What needs to be done >> Gather every line that includes the word "JSON", please.

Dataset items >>
⟨

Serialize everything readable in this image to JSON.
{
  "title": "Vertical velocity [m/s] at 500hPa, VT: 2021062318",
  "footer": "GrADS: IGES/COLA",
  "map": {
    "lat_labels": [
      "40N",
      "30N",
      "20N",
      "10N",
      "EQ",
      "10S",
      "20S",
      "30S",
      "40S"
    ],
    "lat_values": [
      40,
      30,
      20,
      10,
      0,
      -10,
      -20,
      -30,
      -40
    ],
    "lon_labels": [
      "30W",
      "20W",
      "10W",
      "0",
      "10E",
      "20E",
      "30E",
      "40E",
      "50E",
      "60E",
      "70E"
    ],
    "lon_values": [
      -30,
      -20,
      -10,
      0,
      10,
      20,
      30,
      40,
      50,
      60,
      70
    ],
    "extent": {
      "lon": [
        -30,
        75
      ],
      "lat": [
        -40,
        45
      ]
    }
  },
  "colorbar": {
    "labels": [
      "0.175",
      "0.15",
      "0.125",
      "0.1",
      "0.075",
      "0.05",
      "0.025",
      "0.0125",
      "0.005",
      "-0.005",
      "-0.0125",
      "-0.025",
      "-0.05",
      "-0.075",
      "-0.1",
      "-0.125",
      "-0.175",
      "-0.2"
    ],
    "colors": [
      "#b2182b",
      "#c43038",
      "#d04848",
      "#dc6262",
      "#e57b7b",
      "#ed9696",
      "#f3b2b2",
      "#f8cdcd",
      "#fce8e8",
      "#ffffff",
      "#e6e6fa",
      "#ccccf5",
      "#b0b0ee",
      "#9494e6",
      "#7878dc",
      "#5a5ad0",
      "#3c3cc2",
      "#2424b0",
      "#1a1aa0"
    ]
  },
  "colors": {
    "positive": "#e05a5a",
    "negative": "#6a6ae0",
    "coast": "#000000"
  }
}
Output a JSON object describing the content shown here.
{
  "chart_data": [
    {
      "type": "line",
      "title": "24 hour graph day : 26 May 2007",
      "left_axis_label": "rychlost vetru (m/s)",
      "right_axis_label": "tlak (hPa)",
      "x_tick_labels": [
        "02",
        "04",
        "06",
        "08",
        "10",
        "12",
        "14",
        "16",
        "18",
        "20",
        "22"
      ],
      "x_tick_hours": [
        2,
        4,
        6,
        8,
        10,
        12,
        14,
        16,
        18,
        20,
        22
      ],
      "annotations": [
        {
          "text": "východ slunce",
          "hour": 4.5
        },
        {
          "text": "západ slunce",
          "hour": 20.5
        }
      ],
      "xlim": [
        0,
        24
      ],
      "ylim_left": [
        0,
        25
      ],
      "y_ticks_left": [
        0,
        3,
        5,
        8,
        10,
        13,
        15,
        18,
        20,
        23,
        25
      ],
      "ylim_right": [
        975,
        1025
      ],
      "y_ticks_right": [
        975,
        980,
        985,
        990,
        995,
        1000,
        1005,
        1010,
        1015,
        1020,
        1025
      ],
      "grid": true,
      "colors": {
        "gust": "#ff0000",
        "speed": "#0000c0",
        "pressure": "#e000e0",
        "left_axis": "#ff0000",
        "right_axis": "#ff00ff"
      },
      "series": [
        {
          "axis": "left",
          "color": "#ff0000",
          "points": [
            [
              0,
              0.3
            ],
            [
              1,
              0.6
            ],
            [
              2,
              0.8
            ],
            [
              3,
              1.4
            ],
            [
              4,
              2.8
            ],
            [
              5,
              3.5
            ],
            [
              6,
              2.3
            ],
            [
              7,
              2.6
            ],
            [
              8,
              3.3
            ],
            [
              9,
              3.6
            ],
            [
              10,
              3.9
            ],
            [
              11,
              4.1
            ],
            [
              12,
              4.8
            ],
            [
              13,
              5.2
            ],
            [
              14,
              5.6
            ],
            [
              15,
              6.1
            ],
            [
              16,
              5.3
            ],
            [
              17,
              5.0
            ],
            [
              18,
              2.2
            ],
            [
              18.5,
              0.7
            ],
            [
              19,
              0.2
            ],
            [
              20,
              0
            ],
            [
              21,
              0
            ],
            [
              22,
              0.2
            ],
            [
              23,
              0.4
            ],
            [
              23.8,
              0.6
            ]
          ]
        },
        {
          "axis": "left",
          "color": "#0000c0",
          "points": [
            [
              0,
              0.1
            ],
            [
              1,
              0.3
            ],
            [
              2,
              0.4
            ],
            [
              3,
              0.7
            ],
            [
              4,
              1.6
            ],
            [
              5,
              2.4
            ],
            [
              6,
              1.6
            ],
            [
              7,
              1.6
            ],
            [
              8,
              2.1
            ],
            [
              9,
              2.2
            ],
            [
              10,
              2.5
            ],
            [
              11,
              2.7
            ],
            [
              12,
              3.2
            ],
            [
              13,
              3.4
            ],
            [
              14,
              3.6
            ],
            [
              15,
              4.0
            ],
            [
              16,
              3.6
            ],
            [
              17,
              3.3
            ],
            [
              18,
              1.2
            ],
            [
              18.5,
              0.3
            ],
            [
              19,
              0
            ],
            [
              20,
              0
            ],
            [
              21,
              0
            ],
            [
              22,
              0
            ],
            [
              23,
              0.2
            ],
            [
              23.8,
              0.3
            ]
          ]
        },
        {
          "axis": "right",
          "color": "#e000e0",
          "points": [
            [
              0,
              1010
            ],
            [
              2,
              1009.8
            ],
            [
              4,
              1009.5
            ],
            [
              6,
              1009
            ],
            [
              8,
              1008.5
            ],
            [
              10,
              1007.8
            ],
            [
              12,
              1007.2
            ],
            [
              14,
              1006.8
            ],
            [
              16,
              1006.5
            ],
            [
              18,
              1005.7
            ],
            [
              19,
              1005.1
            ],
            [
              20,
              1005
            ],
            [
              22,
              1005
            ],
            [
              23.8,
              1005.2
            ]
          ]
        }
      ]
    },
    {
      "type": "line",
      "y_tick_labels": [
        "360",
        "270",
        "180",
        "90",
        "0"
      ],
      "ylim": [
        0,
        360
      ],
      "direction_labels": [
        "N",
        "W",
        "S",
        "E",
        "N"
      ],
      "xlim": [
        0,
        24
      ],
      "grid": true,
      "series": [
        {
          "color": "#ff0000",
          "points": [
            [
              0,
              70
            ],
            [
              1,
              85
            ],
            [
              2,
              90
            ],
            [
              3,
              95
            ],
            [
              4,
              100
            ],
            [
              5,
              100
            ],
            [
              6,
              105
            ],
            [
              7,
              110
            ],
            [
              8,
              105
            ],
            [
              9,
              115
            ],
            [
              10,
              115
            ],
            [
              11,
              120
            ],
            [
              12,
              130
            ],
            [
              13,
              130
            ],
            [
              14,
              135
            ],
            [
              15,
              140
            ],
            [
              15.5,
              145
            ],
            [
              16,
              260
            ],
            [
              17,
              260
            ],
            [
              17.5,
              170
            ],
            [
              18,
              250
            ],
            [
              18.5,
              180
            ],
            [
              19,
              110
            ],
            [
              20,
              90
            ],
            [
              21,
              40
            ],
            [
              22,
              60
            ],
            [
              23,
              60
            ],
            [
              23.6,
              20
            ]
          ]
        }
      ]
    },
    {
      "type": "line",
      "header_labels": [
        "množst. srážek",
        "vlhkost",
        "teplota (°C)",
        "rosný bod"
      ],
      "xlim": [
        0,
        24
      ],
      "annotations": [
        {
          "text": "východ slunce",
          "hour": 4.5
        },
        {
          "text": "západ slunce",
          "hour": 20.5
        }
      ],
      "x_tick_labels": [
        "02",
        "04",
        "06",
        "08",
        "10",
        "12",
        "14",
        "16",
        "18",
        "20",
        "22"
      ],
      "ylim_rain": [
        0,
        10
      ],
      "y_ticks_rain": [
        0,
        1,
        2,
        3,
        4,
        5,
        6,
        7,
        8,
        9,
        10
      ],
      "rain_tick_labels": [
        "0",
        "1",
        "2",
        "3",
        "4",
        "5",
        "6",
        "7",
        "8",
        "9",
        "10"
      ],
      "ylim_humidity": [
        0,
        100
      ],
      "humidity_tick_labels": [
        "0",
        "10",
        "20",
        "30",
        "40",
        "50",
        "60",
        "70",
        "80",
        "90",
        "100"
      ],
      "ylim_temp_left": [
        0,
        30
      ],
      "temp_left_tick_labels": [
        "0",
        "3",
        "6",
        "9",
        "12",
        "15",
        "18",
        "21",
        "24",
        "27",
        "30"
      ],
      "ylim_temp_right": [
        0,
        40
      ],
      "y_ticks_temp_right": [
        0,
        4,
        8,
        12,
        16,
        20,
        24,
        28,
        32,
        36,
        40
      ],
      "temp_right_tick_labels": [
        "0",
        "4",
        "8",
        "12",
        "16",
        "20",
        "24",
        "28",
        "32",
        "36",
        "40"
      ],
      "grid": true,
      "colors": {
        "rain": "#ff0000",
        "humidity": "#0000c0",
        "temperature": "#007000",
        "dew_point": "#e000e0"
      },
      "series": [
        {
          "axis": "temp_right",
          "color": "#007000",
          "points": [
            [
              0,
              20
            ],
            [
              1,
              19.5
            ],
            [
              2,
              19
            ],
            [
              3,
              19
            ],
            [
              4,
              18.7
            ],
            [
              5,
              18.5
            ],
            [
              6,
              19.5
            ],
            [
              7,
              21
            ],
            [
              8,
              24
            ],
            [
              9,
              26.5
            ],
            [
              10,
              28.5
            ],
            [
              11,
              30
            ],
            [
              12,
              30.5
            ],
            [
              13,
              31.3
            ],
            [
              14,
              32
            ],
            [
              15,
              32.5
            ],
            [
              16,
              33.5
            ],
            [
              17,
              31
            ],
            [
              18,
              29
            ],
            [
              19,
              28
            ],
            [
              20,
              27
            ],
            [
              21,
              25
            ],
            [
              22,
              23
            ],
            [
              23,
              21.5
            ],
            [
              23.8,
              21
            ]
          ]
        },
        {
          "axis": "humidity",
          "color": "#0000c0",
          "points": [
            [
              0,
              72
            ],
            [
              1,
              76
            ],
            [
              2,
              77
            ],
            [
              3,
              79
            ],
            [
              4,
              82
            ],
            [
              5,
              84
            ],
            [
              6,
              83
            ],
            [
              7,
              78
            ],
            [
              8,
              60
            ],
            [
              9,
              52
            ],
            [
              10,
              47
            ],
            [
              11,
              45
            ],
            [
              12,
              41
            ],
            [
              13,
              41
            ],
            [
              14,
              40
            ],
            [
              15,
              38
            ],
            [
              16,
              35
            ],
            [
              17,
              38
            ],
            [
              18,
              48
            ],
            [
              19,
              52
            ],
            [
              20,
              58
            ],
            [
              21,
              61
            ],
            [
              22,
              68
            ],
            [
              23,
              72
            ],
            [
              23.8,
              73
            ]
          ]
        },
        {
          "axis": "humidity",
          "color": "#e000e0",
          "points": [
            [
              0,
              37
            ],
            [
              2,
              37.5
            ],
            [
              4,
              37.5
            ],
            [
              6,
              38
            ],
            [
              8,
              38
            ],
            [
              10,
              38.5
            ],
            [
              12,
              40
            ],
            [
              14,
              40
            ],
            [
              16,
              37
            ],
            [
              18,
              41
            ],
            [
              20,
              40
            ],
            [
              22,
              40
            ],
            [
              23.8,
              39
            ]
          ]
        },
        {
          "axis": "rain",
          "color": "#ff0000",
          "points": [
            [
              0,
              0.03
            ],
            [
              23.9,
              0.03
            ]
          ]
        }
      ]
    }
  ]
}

⟩

Worked answer >>
Serialize everything readable in this image to JSON.
Output a JSON object describing the content shown here.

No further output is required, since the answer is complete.